- _Objective_: Scan the data below. Pull out each line where "this" occurs.
>> start
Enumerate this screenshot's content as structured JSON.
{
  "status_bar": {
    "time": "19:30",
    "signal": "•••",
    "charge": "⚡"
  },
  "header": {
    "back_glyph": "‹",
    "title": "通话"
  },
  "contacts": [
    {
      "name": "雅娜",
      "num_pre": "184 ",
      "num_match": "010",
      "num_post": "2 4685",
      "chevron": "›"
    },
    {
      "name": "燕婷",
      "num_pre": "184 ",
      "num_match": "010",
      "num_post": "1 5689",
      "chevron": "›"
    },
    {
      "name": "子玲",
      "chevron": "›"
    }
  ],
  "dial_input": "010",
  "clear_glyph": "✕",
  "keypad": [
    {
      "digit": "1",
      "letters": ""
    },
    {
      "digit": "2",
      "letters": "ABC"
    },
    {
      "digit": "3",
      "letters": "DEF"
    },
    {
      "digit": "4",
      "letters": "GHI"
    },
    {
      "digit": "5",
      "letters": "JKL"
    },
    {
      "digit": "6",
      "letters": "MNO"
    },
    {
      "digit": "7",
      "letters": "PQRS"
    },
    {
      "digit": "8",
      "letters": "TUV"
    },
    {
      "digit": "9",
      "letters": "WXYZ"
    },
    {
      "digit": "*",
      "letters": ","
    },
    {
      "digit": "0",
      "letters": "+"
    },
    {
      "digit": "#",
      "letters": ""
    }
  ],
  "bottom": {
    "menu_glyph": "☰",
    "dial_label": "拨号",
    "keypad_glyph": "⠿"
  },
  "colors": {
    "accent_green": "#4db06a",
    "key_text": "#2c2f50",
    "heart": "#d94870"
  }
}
>> end
>> start
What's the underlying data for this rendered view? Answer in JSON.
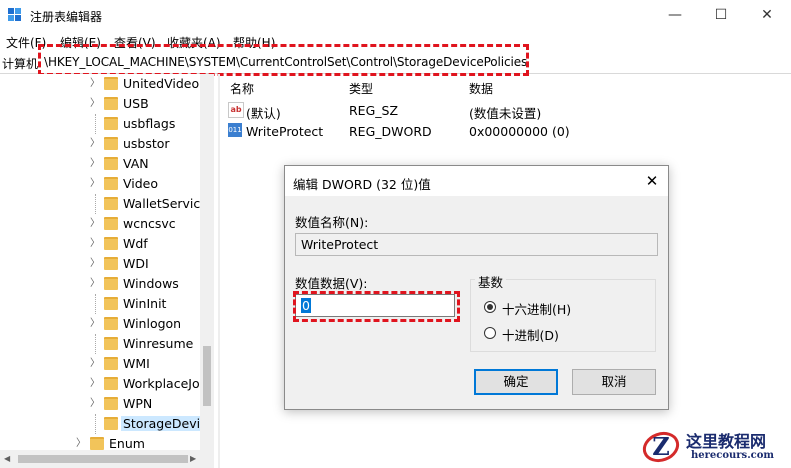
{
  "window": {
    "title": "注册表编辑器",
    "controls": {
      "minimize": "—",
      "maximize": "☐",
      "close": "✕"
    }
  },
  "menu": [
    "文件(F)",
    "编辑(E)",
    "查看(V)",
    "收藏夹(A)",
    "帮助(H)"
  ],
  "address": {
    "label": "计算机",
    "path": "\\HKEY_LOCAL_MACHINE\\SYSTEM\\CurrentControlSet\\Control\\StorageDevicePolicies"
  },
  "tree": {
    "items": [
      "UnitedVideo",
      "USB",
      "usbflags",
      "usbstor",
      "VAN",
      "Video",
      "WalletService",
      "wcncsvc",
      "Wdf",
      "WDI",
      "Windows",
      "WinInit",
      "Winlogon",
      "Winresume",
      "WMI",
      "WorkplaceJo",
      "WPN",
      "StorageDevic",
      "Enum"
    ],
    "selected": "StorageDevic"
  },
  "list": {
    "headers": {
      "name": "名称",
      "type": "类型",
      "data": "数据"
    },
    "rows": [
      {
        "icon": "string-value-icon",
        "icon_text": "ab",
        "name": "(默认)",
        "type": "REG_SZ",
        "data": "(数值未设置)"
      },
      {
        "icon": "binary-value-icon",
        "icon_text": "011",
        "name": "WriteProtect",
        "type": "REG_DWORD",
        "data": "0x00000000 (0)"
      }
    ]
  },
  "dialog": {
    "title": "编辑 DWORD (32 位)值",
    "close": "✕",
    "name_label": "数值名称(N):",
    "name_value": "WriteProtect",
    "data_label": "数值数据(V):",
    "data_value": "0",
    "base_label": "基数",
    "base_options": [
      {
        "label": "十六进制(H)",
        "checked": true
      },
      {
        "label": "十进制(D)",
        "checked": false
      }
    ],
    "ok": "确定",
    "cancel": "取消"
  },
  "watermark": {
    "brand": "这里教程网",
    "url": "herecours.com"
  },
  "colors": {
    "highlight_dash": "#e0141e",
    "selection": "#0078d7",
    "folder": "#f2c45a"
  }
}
>> end
- _Exercise solution_:
Enumerate this screenshot's content as structured JSON.
What's the underlying data for this rendered view? Answer in JSON.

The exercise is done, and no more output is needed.